#### Written task:
Write out each line of the listing as it stands, without the images.

***** Materials provided

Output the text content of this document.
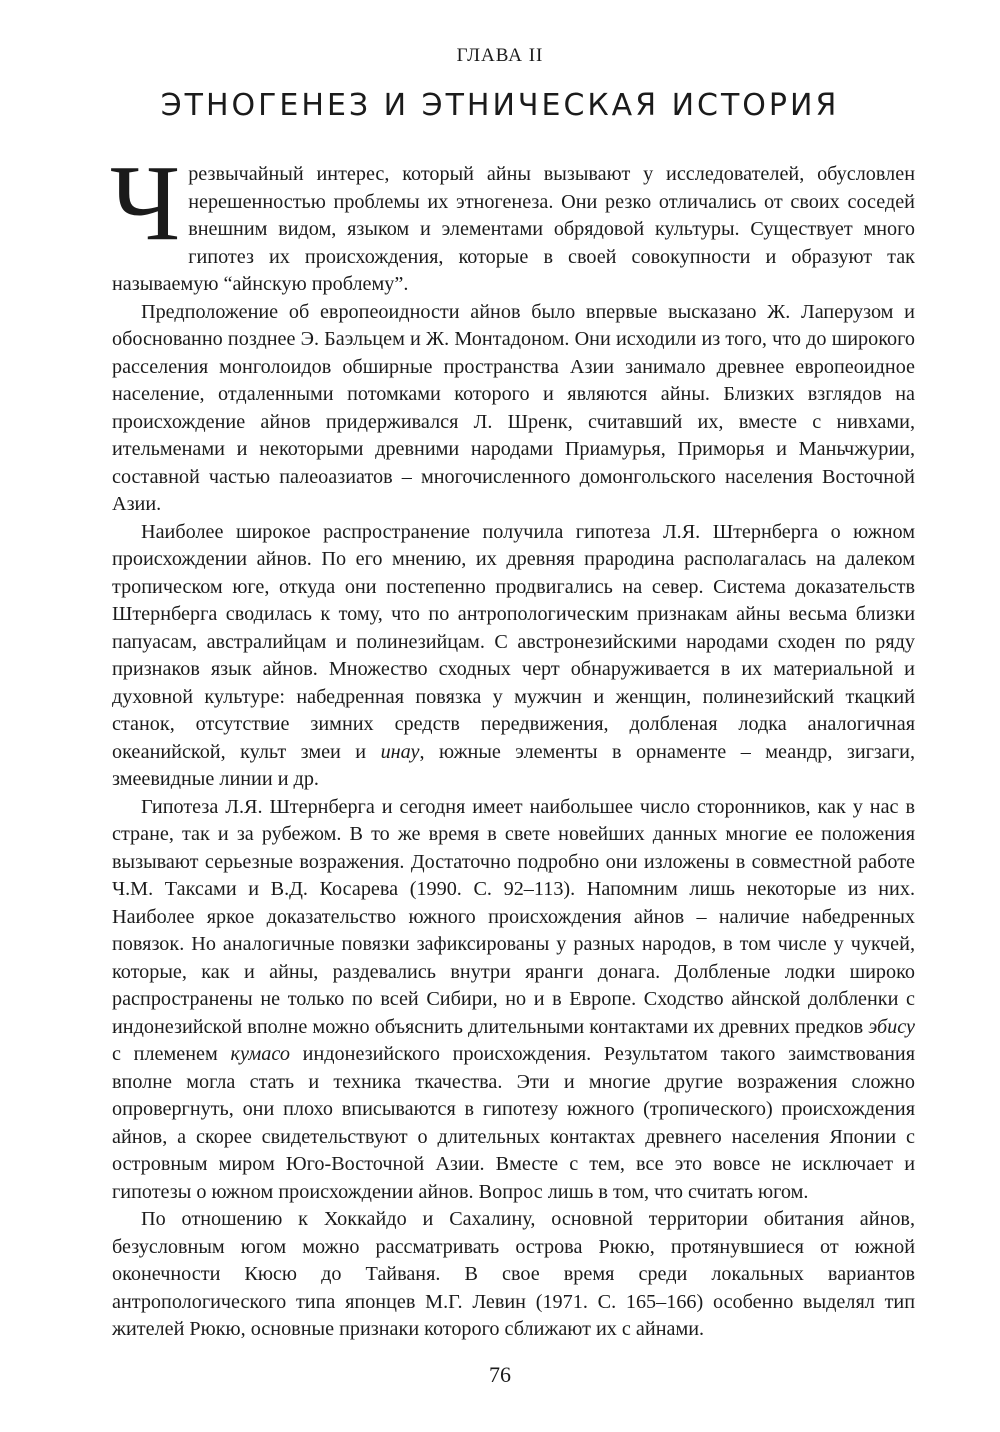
ГЛАВА II
ЭТНОГЕНЕЗ И ЭТНИЧЕСКАЯ ИСТОРИЯ

Чрезвычайный интерес, который айны вызывают у исследователей, обусловлен нерешенностью проблемы их этногенеза. Они резко отличались от своих соседей внешним видом, языком и элементами обрядовой культуры. Существует много гипотез их происхождения, которые в своей совокупности и образуют так называемую “айнскую проблему”.

Предположение об европеоидности айнов было впервые высказано Ж. Лаперузом и обоснованно позднее Э. Баэльцем и Ж. Монтадоном. Они исходили из того, что до широкого расселения монголоидов обширные пространства Азии занимало древнее европеоидное население, отдаленными потомками которого и являются айны. Близких взглядов на происхождение айнов придерживался Л. Шренк, считавший их, вместе с нивхами, ительменами и некоторыми древними народами Приамурья, Приморья и Маньчжурии, составной частью палеоазиатов – многочисленного домонгольского населения Восточной Азии.

Наиболее широкое распространение получила гипотеза Л.Я. Штернберга о южном происхождении айнов. По его мнению, их древняя прародина располагалась на далеком тропическом юге, откуда они постепенно продвигались на север. Система доказательств Штернберга сводилась к тому, что по антропологическим признакам айны весьма близки папуасам, австралийцам и полинезийцам. С австронезийскими народами сходен по ряду признаков язык айнов. Множество сходных черт обнаруживается в их материальной и духовной культуре: набедренная повязка у мужчин и женщин, полинезийский ткацкий станок, отсутствие зимних средств передвижения, долбленая лодка аналогичная океанийской, культ змеи и инау, южные элементы в орнаменте – меандр, зигзаги, змеевидные линии и др.

Гипотеза Л.Я. Штернберга и сегодня имеет наибольшее число сторонников, как у нас в стране, так и за рубежом. В то же время в свете новейших данных многие ее положения вызывают серьезные возражения. Достаточно подробно они изложены в совместной работе Ч.М. Таксами и В.Д. Косарева (1990. С. 92–113). Напомним лишь некоторые из них. Наиболее яркое доказательство южного происхождения айнов – наличие набедренных повязок. Но аналогичные повязки зафиксированы у разных народов, в том числе у чукчей, которые, как и айны, раздевались внутри яранги донага. Долбленые лодки широко распространены не только по всей Сибири, но и в Европе. Сходство айнской долбленки с индонезийской вполне можно объяснить длительными контактами их древних предков эбису с племенем кумасо индонезийского происхождения. Результатом такого заимствования вполне могла стать и техника ткачества. Эти и многие другие возражения сложно опровергнуть, они плохо вписываются в гипотезу южного (тропического) происхождения айнов, а скорее свидетельствуют о длительных контактах древнего населения Японии с островным миром Юго-Восточной Азии. Вместе с тем, все это вовсе не исключает и гипотезы о южном происхождении айнов. Вопрос лишь в том, что считать югом.

По отношению к Хоккайдо и Сахалину, основной территории обитания айнов, безусловным югом можно рассматривать острова Рюкю, протянувшиеся от южной оконечности Кюсю до Тайваня. В свое время среди локальных вариантов антропологического типа японцев М.Г. Левин (1971. С. 165–166) особенно выделял тип жителей Рюкю, основные признаки которого сближают их с айнами.

76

**********

#### Answer below:
Output the text content of this document.
ГЛАВА II
ЭТНОГЕНЕЗ И ЭТНИЧЕСКАЯ ИСТОРИЯ

Чрезвычайный интерес, который айны вызывают у исследователей, обусловлен нерешенностью проблемы их этногенеза. Они резко отличались от своих соседей внешним видом, языком и элементами обрядовой культуры. Существует много гипотез их происхождения, которые в своей совокупности и образуют так называемую “айнскую проблему”.

Предположение об европеоидности айнов было впервые высказано Ж. Лаперузом и обоснованно позднее Э. Баэльцем и Ж. Монтадоном. Они исходили из того, что до широкого расселения монголоидов обширные пространства Азии занимало древнее европеоидное население, отдаленными потомками которого и являются айны. Близких взглядов на происхождение айнов придерживался Л. Шренк, считавший их, вместе с нивхами, ительменами и некоторыми древними народами Приамурья, Приморья и Маньчжурии, составной частью палеоазиатов – многочисленного домонгольского населения Восточной Азии.

Наиболее широкое распространение получила гипотеза Л.Я. Штернберга о южном происхождении айнов. По его мнению, их древняя прародина располагалась на далеком тропическом юге, откуда они постепенно продвигались на север. Система доказательств Штернберга сводилась к тому, что по антропологическим признакам айны весьма близки папуасам, австралийцам и полинезийцам. С австронезийскими народами сходен по ряду признаков язык айнов. Множество сходных черт обнаруживается в их материальной и духовной культуре: набедренная повязка у мужчин и женщин, полинезийский ткацкий станок, отсутствие зимних средств передвижения, долбленая лодка аналогичная океанийской, культ змеи и инау, южные элементы в орнаменте – меандр, зигзаги, змеевидные линии и др.

Гипотеза Л.Я. Штернберга и сегодня имеет наибольшее число сторонников, как у нас в стране, так и за рубежом. В то же время в свете новейших данных многие ее положения вызывают серьезные возражения. Достаточно подробно они изложены в совместной работе Ч.М. Таксами и В.Д. Косарева (1990. С. 92–113). Напомним лишь некоторые из них. Наиболее яркое доказательство южного происхождения айнов – наличие набедренных повязок. Но аналогичные повязки зафиксированы у разных народов, в том числе у чукчей, которые, как и айны, раздевались внутри яранги донага. Долбленые лодки широко распространены не только по всей Сибири, но и в Европе. Сходство айнской долбленки с индонезийской вполне можно объяснить длительными контактами их древних предков эбису с племенем кумасо индонезийского происхождения. Результатом такого заимствования вполне могла стать и техника ткачества. Эти и многие другие возражения сложно опровергнуть, они плохо вписываются в гипотезу южного (тропического) происхождения айнов, а скорее свидетельствуют о длительных контактах древнего населения Японии с островным миром Юго-Восточной Азии. Вместе с тем, все это вовсе не исключает и гипотезы о южном происхождении айнов. Вопрос лишь в том, что считать югом.

По отношению к Хоккайдо и Сахалину, основной территории обитания айнов, безусловным югом можно рассматривать острова Рюкю, протянувшиеся от южной оконечности Кюсю до Тайваня. В свое время среди локальных вариантов антропологического типа японцев М.Г. Левин (1971. С. 165–166) особенно выделял тип жителей Рюкю, основные признаки которого сближают их с айнами.

76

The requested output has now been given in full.